-------- EXCERPTED PASSAGE --------

The 2011-2014 Steinbrenner U.S. Environmental Sustainability Fellows
The Steinbrenner Institute for Environmental Education and Research at Carnegie Mellon is pleased to announce the first recipients of the Steinbrenner Institute U.S. Environmental Sustainability Fellowships. The Fellowship program, which is supported by the Colcom Foundation, offers competitive three-year awards to PhD students for the study of interdisciplinary topics related to U.S. environmental sustainability.
With support from the Colcom Foundation, the Steinbrenner Institute has been exploring the dimensions of environmental carrying capacity with a focus on the United States. Environmental carrying capacity is an ecological concept defined generally as the population of organisms that can be sustained at a steady state considering the resources available in the ecosystem in which they reside. The Colcom Foundation has provided the opportunity to engage in scholarly exploration of the ways in which changes in the population might impact the availability of natural resources; and how those natural resources might be limiting factors to quality of life standards.
Ms. Rachel M. Hoesly, BS Civil Engineering and Engineering and Public Policy, 2010, MS Civil and Environmental Engineering, 2011, Carnegie Mellon University. Rachel completed her PhD in Civil and Environmental Engineering in September 2014. She is interested in the sustainability of large-scale energy, environmental, and infrastructure systems. Her research interests were stimulated in part by her involvement with the EPP project course on U.S. environmental carrying capacity in Spring 2009. She was supervised by Professors Scott Matthews, Chris Hendrickson, and Paul Fischbeck.
The topic for Rachel’s PhD research was “Implications of Mobility, Population Shifts, and Growth for Metropolitan Energy and Greenhouse Gas Emissions Planning.” Rachel explored the hypothesis that living and existing in different areas has different environmental impacts, and the continued mobility of the U.S. population contributes to changes and flows of energy and emissions in both the long and short term. Her research objectives were to (i) evaluate the energy and emissions impact of interstate mobility in the U.S. and intrastate mobility in Pennsylvania; (ii) estimate the long-term emissions trends of the Pittsburgh Region from 1900-2000 and highlight how mobility to and from the area over the century significantly contributed to its changing emissions landscape; and (iii) explore how the lessons from Pittsburgh's past, the impacts of mobility now, and impacts of the continuation of migration trends in the future may affect and inform U.S. and regional GHG mitigation efforts.

--------

_EXERCISE_.
According to the fellowship announcement, which foundation supports the Steinbrenner Institute U.S. Environmental Sustainability Fellowship program? The material that comes next is separate from the fellowship announcement.

-------- ITEMS --------

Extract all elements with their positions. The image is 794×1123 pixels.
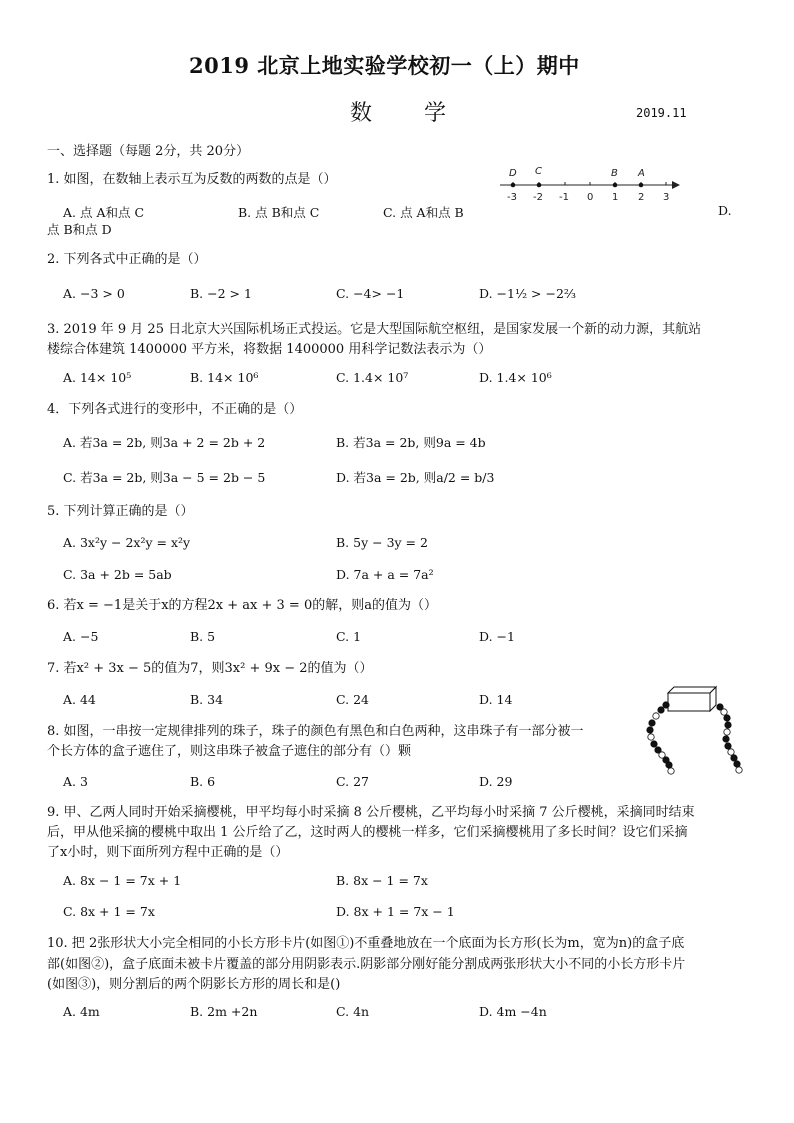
question-9-stem-line2: 后，甲从他采摘的樱桃中取出 1 公斤给了乙，这时两人的樱桃一样多，它们采摘樱桃用了多长时间？设它们采摘 xyxy=(47,825,688,840)
q2-option-c[interactable]: C. −4> −1 xyxy=(336,286,405,301)
bead-black xyxy=(651,741,657,747)
q1-option-d[interactable]: D. xyxy=(718,203,732,218)
question-2-stem: 2. 下列各式中正确的是（） xyxy=(47,252,207,267)
tick-label: 2 xyxy=(638,192,645,203)
exam-date: 2019.11 xyxy=(636,106,687,120)
box-icon xyxy=(668,687,716,711)
q4-option-c[interactable]: C. 若3a = 2b, 则3a − 5 = 2b − 5 xyxy=(63,470,266,485)
bead-white xyxy=(721,709,727,715)
q5-option-b[interactable]: B. 5y − 3y = 2 xyxy=(336,535,428,550)
bead-white xyxy=(668,768,674,774)
bead-black xyxy=(663,702,669,708)
q8-option-a[interactable]: A. 3 xyxy=(63,774,88,789)
q4-option-a[interactable]: A. 若3a = 2b, 则3a + 2 = 2b + 2 xyxy=(63,435,266,450)
point-c-dot xyxy=(537,183,542,188)
question-7-stem: 7. 若x² + 3x − 5的值为7，则3x² + 9x − 2的值为（） xyxy=(47,661,373,676)
point-d-dot xyxy=(511,183,516,188)
q10-option-d[interactable]: D. 4m −4n xyxy=(479,1004,547,1019)
q2-option-a[interactable]: A. −3 > 0 xyxy=(63,286,125,301)
number-line-arrow xyxy=(672,181,680,189)
q10-option-a[interactable]: A. 4m xyxy=(63,1004,100,1019)
bead-black xyxy=(724,715,730,721)
q5-option-d[interactable]: D. 7a + a = 7a² xyxy=(336,567,434,582)
q1-option-d-text: 点 B和点 D xyxy=(47,222,112,237)
q1-option-b[interactable]: B. 点 B和点 C xyxy=(238,205,320,220)
question-8-stem-line1: 8. 如图，一串按一定规律排列的珠子，珠子的颜色有黑色和白色两种，这串珠子有一部分被一 xyxy=(47,724,584,739)
subject-char-2: 学 xyxy=(424,101,447,126)
point-b-dot xyxy=(613,183,618,188)
tick-label: 1 xyxy=(612,192,619,203)
q10-option-b[interactable]: B. 2m +2n xyxy=(190,1004,258,1019)
q8-option-d[interactable]: D. 29 xyxy=(479,774,513,789)
bead-black xyxy=(723,736,729,742)
q6-option-c[interactable]: C. 1 xyxy=(336,629,362,644)
q3-option-c[interactable]: C. 1.4× 10⁷ xyxy=(336,370,409,385)
q8-option-b[interactable]: B. 6 xyxy=(190,774,216,789)
q6-option-a[interactable]: A. −5 xyxy=(63,629,99,644)
q5-option-c[interactable]: C. 3a + 2b = 5ab xyxy=(63,567,172,582)
question-1-stem: 1. 如图，在数轴上表示互为反数的两数的点是（） xyxy=(47,172,337,187)
point-label-a: A xyxy=(638,168,645,179)
bead-black xyxy=(647,727,653,733)
tick-label: -2 xyxy=(533,192,543,203)
point-label-b: B xyxy=(611,168,618,179)
q9-option-c[interactable]: C. 8x + 1 = 7x xyxy=(63,904,155,919)
bead-white xyxy=(653,713,659,719)
q3-option-b[interactable]: B. 14× 10⁶ xyxy=(190,370,259,385)
subject-char-1: 数 xyxy=(350,101,373,126)
question-8-stem-line2: 个长方体的盒子遮住了，则这串珠子被盒子遮住的部分有（）颗 xyxy=(47,744,412,759)
q1-option-c[interactable]: C. 点 A和点 B xyxy=(383,205,464,220)
q7-option-d[interactable]: D. 14 xyxy=(479,692,513,707)
bead-black xyxy=(725,743,731,749)
bead-black xyxy=(658,707,664,713)
q3-option-a[interactable]: A. 14× 10⁵ xyxy=(63,370,132,385)
bead-chain xyxy=(647,702,742,774)
question-10-stem-line2: 部(如图②)，盒子底面未被卡片覆盖的部分用阴影表示.阴影部分刚好能分割成两张形状大小不同的小长方形卡片 xyxy=(47,957,686,972)
q4-option-b[interactable]: B. 若3a = 2b, 则9a = 4b xyxy=(336,435,486,450)
question-4-stem: 4．下列各式进行的变形中，不正确的是（） xyxy=(47,402,303,417)
question-3-stem-line2: 楼综合体建筑 1400000 平方米，将数据 1400000 用科学记数法表示为（） xyxy=(47,342,492,357)
q5-option-a[interactable]: A. 3x²y − 2x²y = x²y xyxy=(63,535,191,550)
q7-option-c[interactable]: C. 24 xyxy=(336,692,369,707)
q2-option-b[interactable]: B. −2 > 1 xyxy=(190,286,252,301)
tick-label: 0 xyxy=(587,192,594,203)
q3-option-d[interactable]: D. 1.4× 10⁶ xyxy=(479,370,552,385)
q2-option-d[interactable]: D. −1½ > −2⅔ xyxy=(479,286,577,301)
bead-white xyxy=(648,734,654,740)
bead-white xyxy=(736,767,742,773)
bead-black xyxy=(731,755,737,761)
number-line-figure xyxy=(495,160,685,204)
point-label-d: D xyxy=(509,168,517,179)
question-9-stem-line3: 了x小时，则下面所列方程中正确的是（） xyxy=(47,845,289,860)
q9-option-a[interactable]: A. 8x − 1 = 7x + 1 xyxy=(63,873,182,888)
bead-white xyxy=(728,749,734,755)
question-10-stem-line1: 10. 把 2张形状大小完全相同的小长方形卡片(如图①)不重叠地放在一个底面为长方形(长为m，宽为n)的盒子底 xyxy=(47,936,685,951)
question-3-stem-line1: 3. 2019 年 9 月 25 日北京大兴国际机场正式投运。它是大型国际航空枢纽，是国家发展一个新的动力源，其航站 xyxy=(47,322,702,337)
point-label-c: C xyxy=(535,166,542,177)
point-a-dot xyxy=(639,183,644,188)
tick-label: 3 xyxy=(663,192,670,203)
bead-string-figure xyxy=(640,683,750,778)
tick-label: -3 xyxy=(507,192,517,203)
tick-label: -1 xyxy=(559,192,569,203)
bead-black xyxy=(725,722,731,728)
q4-option-d[interactable]: D. 若3a = 2b, 则a/2 = b/3 xyxy=(336,470,495,485)
question-10-stem-line3: (如图③)，则分割后的两个阴影长方形的周长和是() xyxy=(47,977,341,992)
q10-option-c[interactable]: C. 4n xyxy=(336,1004,370,1019)
question-9-stem-line1: 9. 甲、乙两人同时开始采摘樱桃，甲平均每小时采摘 8 公斤樱桃，乙平均每小时采摘 7 公斤樱桃，采摘同时结束 xyxy=(47,805,695,820)
bead-black xyxy=(666,762,672,768)
q7-option-a[interactable]: A. 44 xyxy=(63,692,96,707)
q8-option-c[interactable]: C. 27 xyxy=(336,774,369,789)
page-title: 2019 北京上地实验学校初一（上）期中 xyxy=(189,53,580,78)
q6-option-d[interactable]: D. −1 xyxy=(479,629,515,644)
question-6-stem: 6. 若x = −1是关于x的方程2x + ax + 3 = 0的解，则a的值为（） xyxy=(47,598,437,613)
q9-option-b[interactable]: B. 8x − 1 = 7x xyxy=(336,873,428,888)
question-5-stem: 5. 下列计算正确的是（） xyxy=(47,504,194,519)
bead-black xyxy=(649,720,655,726)
bead-black xyxy=(734,761,740,767)
section-heading: 一、选择题（每题 2分，共 20分） xyxy=(47,144,250,159)
q9-option-d[interactable]: D. 8x + 1 = 7x − 1 xyxy=(336,904,455,919)
q7-option-b[interactable]: B. 34 xyxy=(190,692,224,707)
q1-option-a[interactable]: A. 点 A和点 C xyxy=(63,205,145,220)
q6-option-b[interactable]: B. 5 xyxy=(190,629,216,644)
bead-white xyxy=(724,729,730,735)
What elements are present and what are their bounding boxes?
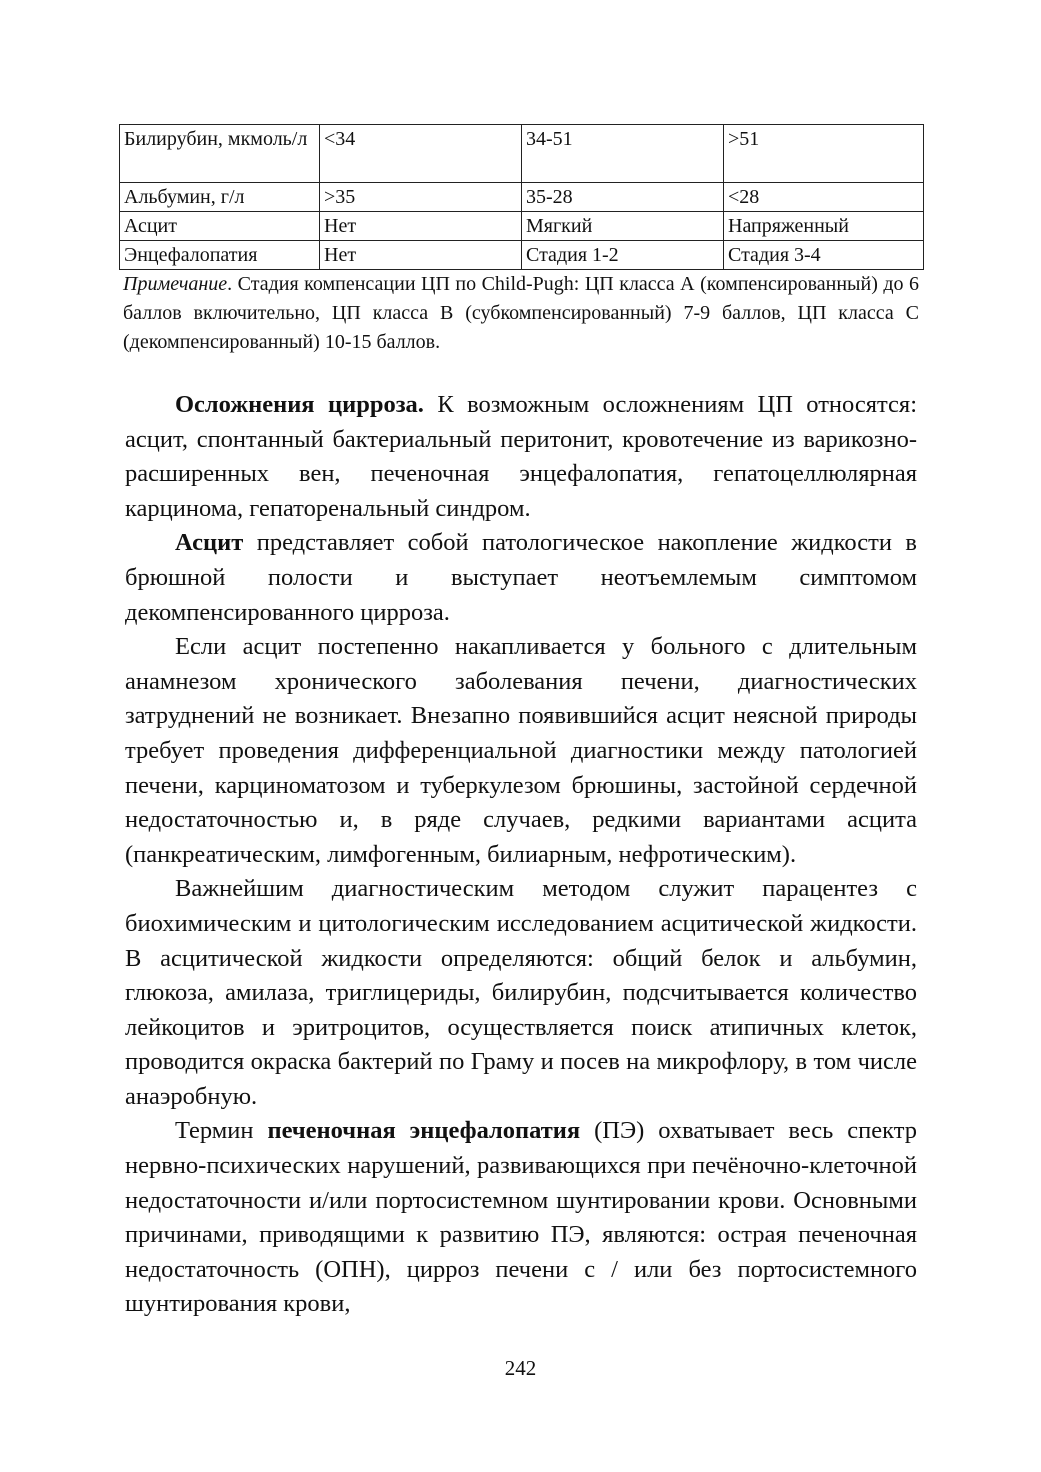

--------

_SOLUTION TO THE PROBLEM_.
The Colcom Foundation